--- Provided entries ---

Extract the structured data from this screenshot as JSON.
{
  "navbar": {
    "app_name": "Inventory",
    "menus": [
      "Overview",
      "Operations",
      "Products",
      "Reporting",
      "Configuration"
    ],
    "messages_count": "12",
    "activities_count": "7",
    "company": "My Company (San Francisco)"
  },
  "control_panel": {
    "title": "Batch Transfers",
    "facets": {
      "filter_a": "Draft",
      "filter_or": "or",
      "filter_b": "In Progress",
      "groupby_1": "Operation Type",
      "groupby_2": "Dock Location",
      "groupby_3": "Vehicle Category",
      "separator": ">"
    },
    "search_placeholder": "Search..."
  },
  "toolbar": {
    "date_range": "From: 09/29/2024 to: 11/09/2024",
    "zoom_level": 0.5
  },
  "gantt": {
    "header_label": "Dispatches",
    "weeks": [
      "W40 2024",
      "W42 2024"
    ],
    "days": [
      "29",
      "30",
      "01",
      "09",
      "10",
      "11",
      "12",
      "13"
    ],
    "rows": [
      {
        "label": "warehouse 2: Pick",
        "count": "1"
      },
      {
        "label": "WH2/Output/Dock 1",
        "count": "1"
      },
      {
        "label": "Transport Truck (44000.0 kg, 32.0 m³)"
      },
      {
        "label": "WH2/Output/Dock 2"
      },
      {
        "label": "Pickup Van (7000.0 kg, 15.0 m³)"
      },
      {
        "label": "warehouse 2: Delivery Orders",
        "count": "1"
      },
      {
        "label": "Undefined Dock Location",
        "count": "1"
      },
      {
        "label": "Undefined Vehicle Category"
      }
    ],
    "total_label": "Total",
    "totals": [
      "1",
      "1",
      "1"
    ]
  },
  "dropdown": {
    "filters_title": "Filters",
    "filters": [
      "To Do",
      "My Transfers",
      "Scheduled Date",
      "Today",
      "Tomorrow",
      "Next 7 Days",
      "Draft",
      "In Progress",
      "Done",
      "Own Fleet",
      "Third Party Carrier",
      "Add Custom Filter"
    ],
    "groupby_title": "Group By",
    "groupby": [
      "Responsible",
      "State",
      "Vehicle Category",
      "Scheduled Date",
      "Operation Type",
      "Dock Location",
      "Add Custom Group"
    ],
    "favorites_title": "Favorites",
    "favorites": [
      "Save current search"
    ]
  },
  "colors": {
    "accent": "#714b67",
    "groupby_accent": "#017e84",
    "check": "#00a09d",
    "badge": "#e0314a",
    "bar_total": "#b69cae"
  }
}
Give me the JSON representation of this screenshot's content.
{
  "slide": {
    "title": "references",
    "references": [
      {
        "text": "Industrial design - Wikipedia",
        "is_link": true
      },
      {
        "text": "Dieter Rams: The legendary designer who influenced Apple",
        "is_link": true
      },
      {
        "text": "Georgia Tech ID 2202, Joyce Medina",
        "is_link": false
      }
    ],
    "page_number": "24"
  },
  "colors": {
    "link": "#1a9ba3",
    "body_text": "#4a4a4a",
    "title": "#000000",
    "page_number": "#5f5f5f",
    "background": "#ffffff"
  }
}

---
--- Provided entries ---

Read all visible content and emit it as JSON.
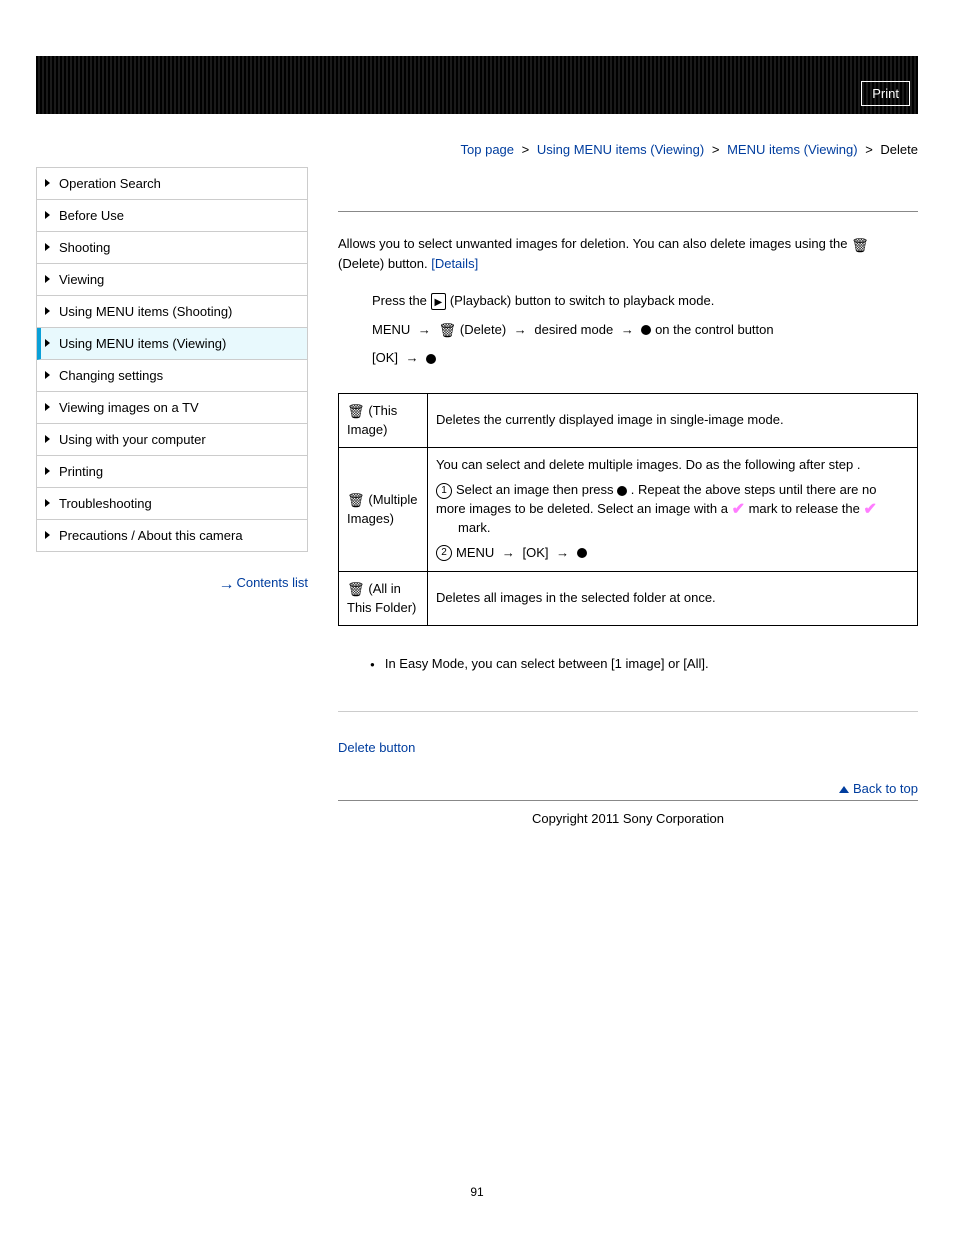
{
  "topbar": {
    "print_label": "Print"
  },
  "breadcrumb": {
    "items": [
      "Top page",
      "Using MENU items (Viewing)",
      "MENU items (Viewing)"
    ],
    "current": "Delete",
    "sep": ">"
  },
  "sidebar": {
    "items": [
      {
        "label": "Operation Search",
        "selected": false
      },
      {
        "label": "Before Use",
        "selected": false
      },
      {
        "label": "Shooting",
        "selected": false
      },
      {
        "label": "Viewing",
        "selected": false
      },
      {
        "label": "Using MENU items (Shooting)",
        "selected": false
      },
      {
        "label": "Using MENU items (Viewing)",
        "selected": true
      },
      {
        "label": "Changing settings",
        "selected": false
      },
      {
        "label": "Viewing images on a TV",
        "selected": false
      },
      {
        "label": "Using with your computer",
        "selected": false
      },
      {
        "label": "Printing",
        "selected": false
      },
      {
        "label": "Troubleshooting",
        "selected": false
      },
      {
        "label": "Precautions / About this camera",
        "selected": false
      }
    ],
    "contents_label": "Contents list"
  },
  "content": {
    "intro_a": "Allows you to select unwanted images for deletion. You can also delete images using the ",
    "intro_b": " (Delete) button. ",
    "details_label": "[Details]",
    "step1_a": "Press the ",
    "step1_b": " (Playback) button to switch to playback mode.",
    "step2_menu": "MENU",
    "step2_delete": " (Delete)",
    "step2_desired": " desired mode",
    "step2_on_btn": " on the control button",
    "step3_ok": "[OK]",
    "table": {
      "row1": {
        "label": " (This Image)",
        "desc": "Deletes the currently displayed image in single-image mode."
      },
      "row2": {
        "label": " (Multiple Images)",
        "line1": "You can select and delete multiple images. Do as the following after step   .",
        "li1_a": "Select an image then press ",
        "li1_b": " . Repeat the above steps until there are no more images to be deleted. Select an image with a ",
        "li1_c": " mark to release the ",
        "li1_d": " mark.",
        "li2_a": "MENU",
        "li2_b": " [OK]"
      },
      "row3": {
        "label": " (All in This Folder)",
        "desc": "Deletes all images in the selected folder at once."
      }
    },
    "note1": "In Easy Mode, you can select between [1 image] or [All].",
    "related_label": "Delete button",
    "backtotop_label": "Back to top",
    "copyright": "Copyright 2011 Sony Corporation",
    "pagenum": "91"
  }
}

---

Copy each line that holds the word "Category".

Solution →
      "groupby_3": "Vehicle Category",
        "label": "Undefined Vehicle Category"
      "Vehicle Category",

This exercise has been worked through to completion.